▶ [WHAT IS REQUIRED]:
Please say how many lines of the listing hold "name", with no other words in the answer.

─── WORKING DATA

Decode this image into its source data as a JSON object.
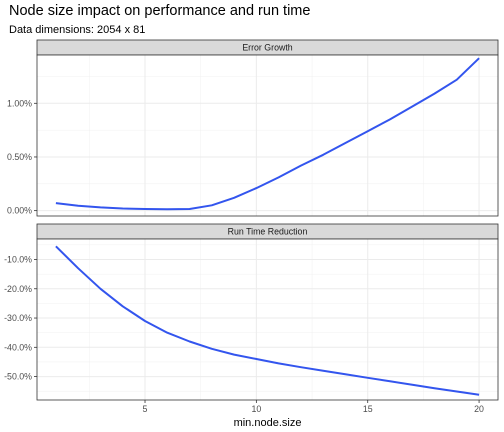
{
  "title": "Node size impact on performance and run time",
  "subtitle": "Data dimensions: 2054 x 81",
  "chart_data": {
    "type": "line",
    "xlabel": "min.node.size",
    "xlim": [
      0.15,
      20.85
    ],
    "x_ticks": [
      5,
      10,
      15,
      20
    ],
    "x_tick_labels": [
      "5",
      "10",
      "15",
      "20"
    ],
    "grid": true,
    "line_color": "#3355EE",
    "panels": [
      {
        "name": "Error Growth",
        "ylim": [
          -0.0005,
          0.0145
        ],
        "y_ticks": [
          0,
          0.005,
          0.01
        ],
        "y_tick_labels": [
          "0.00%",
          "0.50%",
          "1.00%"
        ],
        "x": [
          1,
          2,
          3,
          4,
          5,
          6,
          7,
          8,
          9,
          10,
          11,
          12,
          13,
          14,
          15,
          16,
          17,
          18,
          19,
          20
        ],
        "y": [
          0.0007,
          0.00045,
          0.0003,
          0.0002,
          0.00015,
          0.00012,
          0.00015,
          0.0005,
          0.0012,
          0.0021,
          0.0031,
          0.0042,
          0.0052,
          0.0063,
          0.0074,
          0.0085,
          0.0097,
          0.0109,
          0.0122,
          0.0142
        ]
      },
      {
        "name": "Run Time Reduction",
        "ylim": [
          -0.58,
          -0.03
        ],
        "y_ticks": [
          -0.1,
          -0.2,
          -0.3,
          -0.4,
          -0.5
        ],
        "y_tick_labels": [
          "-10.0%",
          "-20.0%",
          "-30.0%",
          "-40.0%",
          "-50.0%"
        ],
        "x": [
          1,
          2,
          3,
          4,
          5,
          6,
          7,
          8,
          9,
          10,
          11,
          12,
          13,
          14,
          15,
          16,
          17,
          18,
          19,
          20
        ],
        "y": [
          -0.055,
          -0.13,
          -0.2,
          -0.26,
          -0.31,
          -0.35,
          -0.38,
          -0.405,
          -0.425,
          -0.44,
          -0.455,
          -0.468,
          -0.48,
          -0.492,
          -0.504,
          -0.516,
          -0.528,
          -0.54,
          -0.551,
          -0.562
        ]
      }
    ]
  }
}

──────

▶ [OUTPUT FOR THIS TASK]:
2